_INFORMATION PROVIDED_

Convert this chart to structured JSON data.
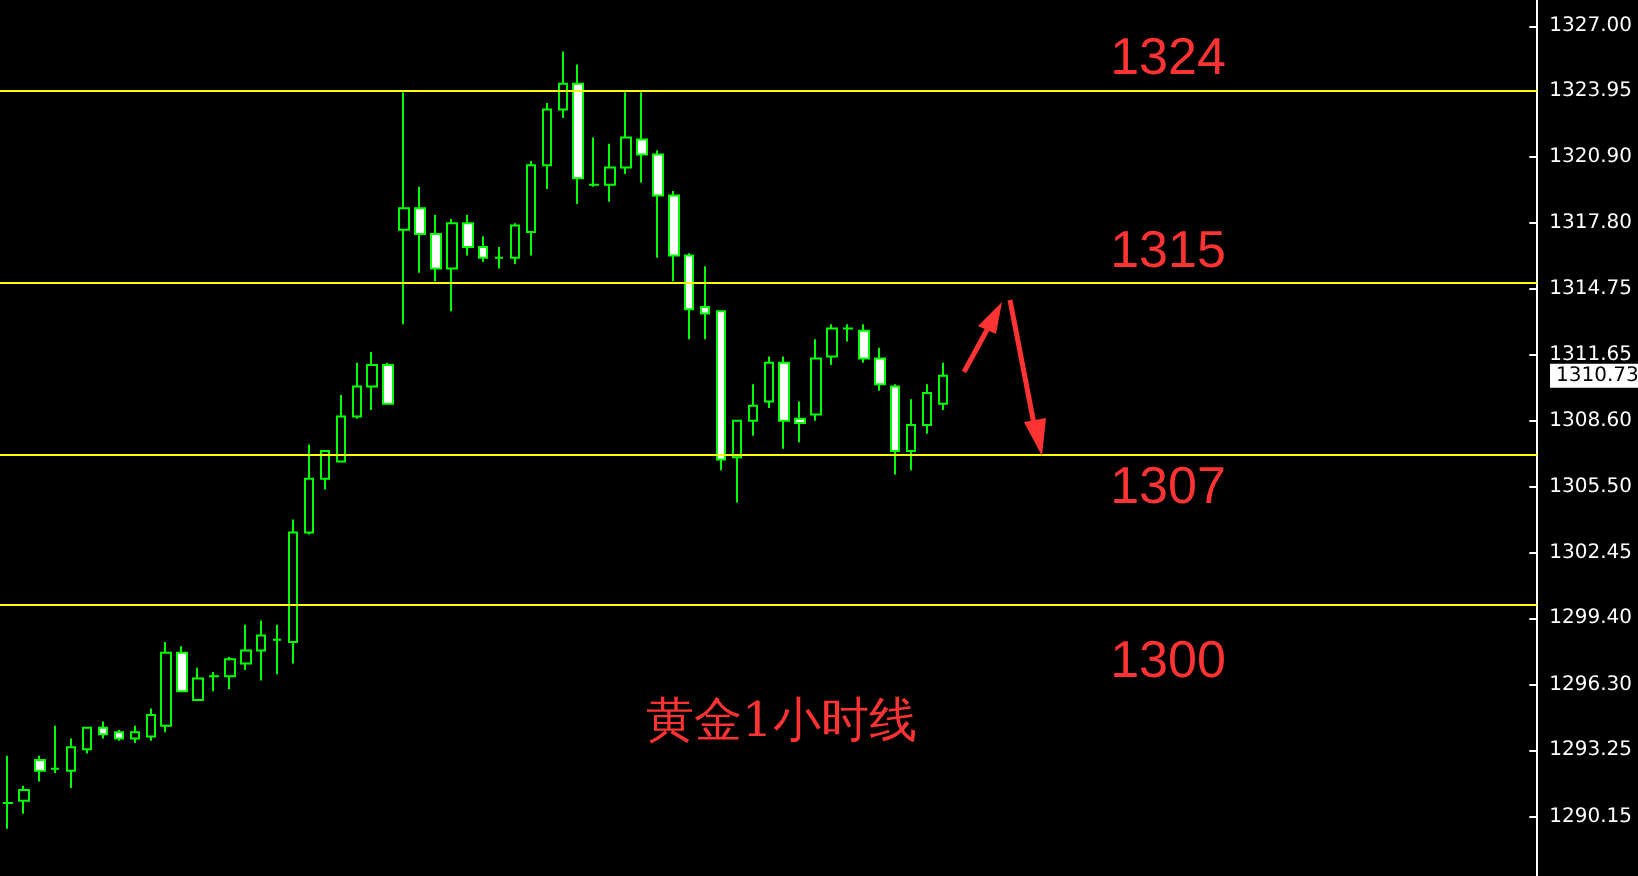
{
  "chart_data": {
    "type": "candlestick",
    "title": "黄金1小时线",
    "categories": [
      null,
      null,
      null,
      null,
      null,
      null,
      null,
      null,
      null,
      null,
      null,
      null,
      null,
      null,
      null,
      null,
      null,
      null,
      null,
      null,
      null,
      null,
      null,
      null,
      null,
      null,
      null,
      null,
      null,
      null,
      null,
      null,
      null,
      null,
      null,
      null,
      null,
      null,
      null,
      null,
      null,
      null,
      null,
      null,
      null,
      null,
      null,
      null,
      null,
      null,
      null,
      null,
      null,
      null,
      null,
      null,
      null,
      null,
      null,
      null,
      null,
      null,
      null,
      null,
      null,
      null,
      null,
      null,
      null,
      null,
      null,
      null,
      null,
      null,
      null,
      null,
      null,
      null,
      null,
      null,
      null,
      null,
      null,
      null,
      null,
      null,
      null,
      null,
      null,
      null,
      null,
      null,
      null,
      null,
      null,
      null,
      null
    ],
    "color": "#00ff00",
    "ohlc": [
      [
        1290.8,
        1293.0,
        1289.6,
        1290.8
      ],
      [
        1290.9,
        1291.6,
        1290.3,
        1291.4
      ],
      [
        1292.8,
        1293.0,
        1291.8,
        1292.3
      ],
      [
        1292.4,
        1294.4,
        1292.2,
        1292.4
      ],
      [
        1292.3,
        1293.8,
        1291.5,
        1293.4
      ],
      [
        1293.3,
        1294.3,
        1293.1,
        1294.3
      ],
      [
        1294.3,
        1294.6,
        1293.8,
        1294.0
      ],
      [
        1294.1,
        1294.2,
        1293.7,
        1293.8
      ],
      [
        1293.8,
        1294.4,
        1293.6,
        1294.1
      ],
      [
        1293.9,
        1295.2,
        1293.7,
        1294.9
      ],
      [
        1294.4,
        1298.3,
        1294.1,
        1297.8
      ],
      [
        1297.8,
        1298.1,
        1296.0,
        1296.0
      ],
      [
        1295.6,
        1297.1,
        1295.6,
        1296.6
      ],
      [
        1296.7,
        1296.9,
        1296.0,
        1296.7
      ],
      [
        1296.7,
        1297.6,
        1296.1,
        1297.5
      ],
      [
        1297.3,
        1299.1,
        1297.0,
        1297.9
      ],
      [
        1297.9,
        1299.3,
        1296.5,
        1298.6
      ],
      [
        1298.4,
        1299.1,
        1296.8,
        1298.4
      ],
      [
        1298.3,
        1304.0,
        1297.3,
        1303.4
      ],
      [
        1303.4,
        1307.5,
        1303.3,
        1305.9
      ],
      [
        1305.9,
        1307.2,
        1305.4,
        1307.2
      ],
      [
        1306.7,
        1309.8,
        1306.7,
        1308.8
      ],
      [
        1308.8,
        1311.3,
        1308.7,
        1310.2
      ],
      [
        1310.2,
        1311.8,
        1309.1,
        1311.2
      ],
      [
        1311.2,
        1311.3,
        1309.4,
        1309.4
      ],
      [
        1317.5,
        1323.9,
        1313.1,
        1318.5
      ],
      [
        1318.5,
        1319.5,
        1315.5,
        1317.3
      ],
      [
        1317.3,
        1318.2,
        1315.1,
        1315.7
      ],
      [
        1315.7,
        1318.0,
        1313.7,
        1317.8
      ],
      [
        1317.8,
        1318.2,
        1316.3,
        1316.7
      ],
      [
        1316.7,
        1317.2,
        1316.0,
        1316.2
      ],
      [
        1316.2,
        1316.7,
        1315.7,
        1316.2
      ],
      [
        1316.2,
        1317.8,
        1315.9,
        1317.7
      ],
      [
        1317.4,
        1320.7,
        1316.3,
        1320.5
      ],
      [
        1320.5,
        1323.4,
        1319.4,
        1323.1
      ],
      [
        1323.1,
        1325.8,
        1322.7,
        1324.3
      ],
      [
        1324.3,
        1325.2,
        1318.7,
        1319.9
      ],
      [
        1319.6,
        1321.8,
        1319.5,
        1319.6
      ],
      [
        1319.6,
        1321.5,
        1318.8,
        1320.4
      ],
      [
        1320.4,
        1323.9,
        1320.1,
        1321.8
      ],
      [
        1321.7,
        1323.9,
        1319.7,
        1321.0
      ],
      [
        1321.0,
        1321.2,
        1316.2,
        1319.1
      ],
      [
        1319.1,
        1319.3,
        1315.1,
        1316.3
      ],
      [
        1316.3,
        1316.4,
        1312.4,
        1313.8
      ],
      [
        1313.9,
        1315.8,
        1312.4,
        1313.6
      ],
      [
        1313.7,
        1313.7,
        1306.3,
        1306.8
      ],
      [
        1306.9,
        1308.6,
        1304.8,
        1308.6
      ],
      [
        1308.6,
        1310.3,
        1307.9,
        1309.3
      ],
      [
        1309.5,
        1311.6,
        1309.2,
        1311.3
      ],
      [
        1311.3,
        1311.6,
        1307.3,
        1308.6
      ],
      [
        1308.7,
        1309.5,
        1307.6,
        1308.5
      ],
      [
        1308.9,
        1312.4,
        1308.6,
        1311.5
      ],
      [
        1311.6,
        1313.1,
        1311.2,
        1312.9
      ],
      [
        1312.9,
        1313.1,
        1312.3,
        1312.9
      ],
      [
        1312.8,
        1313.1,
        1311.3,
        1311.5
      ],
      [
        1311.5,
        1312.0,
        1310.0,
        1310.3
      ],
      [
        1310.2,
        1310.3,
        1306.1,
        1307.2
      ],
      [
        1307.2,
        1309.6,
        1306.3,
        1308.4
      ],
      [
        1308.4,
        1310.3,
        1308.0,
        1309.9
      ],
      [
        1309.4,
        1311.3,
        1309.1,
        1310.7
      ],
      null,
      null,
      null,
      null,
      null,
      null,
      null,
      null,
      null,
      null,
      null,
      null,
      null,
      null,
      null,
      null,
      null,
      null,
      null,
      null,
      null,
      null,
      null,
      null,
      null,
      null,
      null,
      null,
      null,
      null,
      null,
      null,
      null,
      null,
      null,
      null,
      null
    ],
    "ylim": [
      1287.4,
      1328.2
    ],
    "yticks": [
      {
        "value": 1290.15,
        "label": "1290.15"
      },
      {
        "value": 1293.25,
        "label": "1293.25"
      },
      {
        "value": 1296.3,
        "label": "1296.30"
      },
      {
        "value": 1299.4,
        "label": "1299.40"
      },
      {
        "value": 1302.45,
        "label": "1302.45"
      },
      {
        "value": 1305.5,
        "label": "1305.50"
      },
      {
        "value": 1308.6,
        "label": "1308.60"
      },
      {
        "value": 1311.65,
        "label": "1311.65"
      },
      {
        "value": 1314.75,
        "label": "1314.75"
      },
      {
        "value": 1317.8,
        "label": "1317.80"
      },
      {
        "value": 1320.9,
        "label": "1320.90"
      },
      {
        "value": 1323.95,
        "label": "1323.95"
      },
      {
        "value": 1327,
        "label": "1327.00"
      }
    ],
    "ref_lines": [
      {
        "axis": "y",
        "value": 1324,
        "label": "1324",
        "color": "#ffff00"
      },
      {
        "axis": "y",
        "value": 1315,
        "label": "1315",
        "color": "#ffff00"
      },
      {
        "axis": "y",
        "value": 1307,
        "label": "1307",
        "color": "#ffff00"
      },
      {
        "axis": "y",
        "value": 1300,
        "label": "1300",
        "color": "#ffff00"
      }
    ],
    "annotations": [
      "1310.73"
    ],
    "grid": false
  }
}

_AIM OF THE TASK_
Transcribe each line above verbatim, with the pictures left out.

_FINISHED ANSWER_
Convert this chart to structured JSON data.
{
  "chart_data": {
    "type": "candlestick",
    "title": "黄金1小时线",
    "categories": [
      null,
      null,
      null,
      null,
      null,
      null,
      null,
      null,
      null,
      null,
      null,
      null,
      null,
      null,
      null,
      null,
      null,
      null,
      null,
      null,
      null,
      null,
      null,
      null,
      null,
      null,
      null,
      null,
      null,
      null,
      null,
      null,
      null,
      null,
      null,
      null,
      null,
      null,
      null,
      null,
      null,
      null,
      null,
      null,
      null,
      null,
      null,
      null,
      null,
      null,
      null,
      null,
      null,
      null,
      null,
      null,
      null,
      null,
      null,
      null,
      null,
      null,
      null,
      null,
      null,
      null,
      null,
      null,
      null,
      null,
      null,
      null,
      null,
      null,
      null,
      null,
      null,
      null,
      null,
      null,
      null,
      null,
      null,
      null,
      null,
      null,
      null,
      null,
      null,
      null,
      null,
      null,
      null,
      null,
      null,
      null,
      null
    ],
    "color": "#00ff00",
    "ohlc": [
      [
        1290.8,
        1293.0,
        1289.6,
        1290.8
      ],
      [
        1290.9,
        1291.6,
        1290.3,
        1291.4
      ],
      [
        1292.8,
        1293.0,
        1291.8,
        1292.3
      ],
      [
        1292.4,
        1294.4,
        1292.2,
        1292.4
      ],
      [
        1292.3,
        1293.8,
        1291.5,
        1293.4
      ],
      [
        1293.3,
        1294.3,
        1293.1,
        1294.3
      ],
      [
        1294.3,
        1294.6,
        1293.8,
        1294.0
      ],
      [
        1294.1,
        1294.2,
        1293.7,
        1293.8
      ],
      [
        1293.8,
        1294.4,
        1293.6,
        1294.1
      ],
      [
        1293.9,
        1295.2,
        1293.7,
        1294.9
      ],
      [
        1294.4,
        1298.3,
        1294.1,
        1297.8
      ],
      [
        1297.8,
        1298.1,
        1296.0,
        1296.0
      ],
      [
        1295.6,
        1297.1,
        1295.6,
        1296.6
      ],
      [
        1296.7,
        1296.9,
        1296.0,
        1296.7
      ],
      [
        1296.7,
        1297.6,
        1296.1,
        1297.5
      ],
      [
        1297.3,
        1299.1,
        1297.0,
        1297.9
      ],
      [
        1297.9,
        1299.3,
        1296.5,
        1298.6
      ],
      [
        1298.4,
        1299.1,
        1296.8,
        1298.4
      ],
      [
        1298.3,
        1304.0,
        1297.3,
        1303.4
      ],
      [
        1303.4,
        1307.5,
        1303.3,
        1305.9
      ],
      [
        1305.9,
        1307.2,
        1305.4,
        1307.2
      ],
      [
        1306.7,
        1309.8,
        1306.7,
        1308.8
      ],
      [
        1308.8,
        1311.3,
        1308.7,
        1310.2
      ],
      [
        1310.2,
        1311.8,
        1309.1,
        1311.2
      ],
      [
        1311.2,
        1311.3,
        1309.4,
        1309.4
      ],
      [
        1317.5,
        1323.9,
        1313.1,
        1318.5
      ],
      [
        1318.5,
        1319.5,
        1315.5,
        1317.3
      ],
      [
        1317.3,
        1318.2,
        1315.1,
        1315.7
      ],
      [
        1315.7,
        1318.0,
        1313.7,
        1317.8
      ],
      [
        1317.8,
        1318.2,
        1316.3,
        1316.7
      ],
      [
        1316.7,
        1317.2,
        1316.0,
        1316.2
      ],
      [
        1316.2,
        1316.7,
        1315.7,
        1316.2
      ],
      [
        1316.2,
        1317.8,
        1315.9,
        1317.7
      ],
      [
        1317.4,
        1320.7,
        1316.3,
        1320.5
      ],
      [
        1320.5,
        1323.4,
        1319.4,
        1323.1
      ],
      [
        1323.1,
        1325.8,
        1322.7,
        1324.3
      ],
      [
        1324.3,
        1325.2,
        1318.7,
        1319.9
      ],
      [
        1319.6,
        1321.8,
        1319.5,
        1319.6
      ],
      [
        1319.6,
        1321.5,
        1318.8,
        1320.4
      ],
      [
        1320.4,
        1323.9,
        1320.1,
        1321.8
      ],
      [
        1321.7,
        1323.9,
        1319.7,
        1321.0
      ],
      [
        1321.0,
        1321.2,
        1316.2,
        1319.1
      ],
      [
        1319.1,
        1319.3,
        1315.1,
        1316.3
      ],
      [
        1316.3,
        1316.4,
        1312.4,
        1313.8
      ],
      [
        1313.9,
        1315.8,
        1312.4,
        1313.6
      ],
      [
        1313.7,
        1313.7,
        1306.3,
        1306.8
      ],
      [
        1306.9,
        1308.6,
        1304.8,
        1308.6
      ],
      [
        1308.6,
        1310.3,
        1307.9,
        1309.3
      ],
      [
        1309.5,
        1311.6,
        1309.2,
        1311.3
      ],
      [
        1311.3,
        1311.6,
        1307.3,
        1308.6
      ],
      [
        1308.7,
        1309.5,
        1307.6,
        1308.5
      ],
      [
        1308.9,
        1312.4,
        1308.6,
        1311.5
      ],
      [
        1311.6,
        1313.1,
        1311.2,
        1312.9
      ],
      [
        1312.9,
        1313.1,
        1312.3,
        1312.9
      ],
      [
        1312.8,
        1313.1,
        1311.3,
        1311.5
      ],
      [
        1311.5,
        1312.0,
        1310.0,
        1310.3
      ],
      [
        1310.2,
        1310.3,
        1306.1,
        1307.2
      ],
      [
        1307.2,
        1309.6,
        1306.3,
        1308.4
      ],
      [
        1308.4,
        1310.3,
        1308.0,
        1309.9
      ],
      [
        1309.4,
        1311.3,
        1309.1,
        1310.7
      ],
      null,
      null,
      null,
      null,
      null,
      null,
      null,
      null,
      null,
      null,
      null,
      null,
      null,
      null,
      null,
      null,
      null,
      null,
      null,
      null,
      null,
      null,
      null,
      null,
      null,
      null,
      null,
      null,
      null,
      null,
      null,
      null,
      null,
      null,
      null,
      null,
      null
    ],
    "ylim": [
      1287.4,
      1328.2
    ],
    "yticks": [
      {
        "value": 1290.15,
        "label": "1290.15"
      },
      {
        "value": 1293.25,
        "label": "1293.25"
      },
      {
        "value": 1296.3,
        "label": "1296.30"
      },
      {
        "value": 1299.4,
        "label": "1299.40"
      },
      {
        "value": 1302.45,
        "label": "1302.45"
      },
      {
        "value": 1305.5,
        "label": "1305.50"
      },
      {
        "value": 1308.6,
        "label": "1308.60"
      },
      {
        "value": 1311.65,
        "label": "1311.65"
      },
      {
        "value": 1314.75,
        "label": "1314.75"
      },
      {
        "value": 1317.8,
        "label": "1317.80"
      },
      {
        "value": 1320.9,
        "label": "1320.90"
      },
      {
        "value": 1323.95,
        "label": "1323.95"
      },
      {
        "value": 1327,
        "label": "1327.00"
      }
    ],
    "ref_lines": [
      {
        "axis": "y",
        "value": 1324,
        "label": "1324",
        "color": "#ffff00"
      },
      {
        "axis": "y",
        "value": 1315,
        "label": "1315",
        "color": "#ffff00"
      },
      {
        "axis": "y",
        "value": 1307,
        "label": "1307",
        "color": "#ffff00"
      },
      {
        "axis": "y",
        "value": 1300,
        "label": "1300",
        "color": "#ffff00"
      }
    ],
    "annotations": [
      "1310.73"
    ],
    "grid": false
  }
}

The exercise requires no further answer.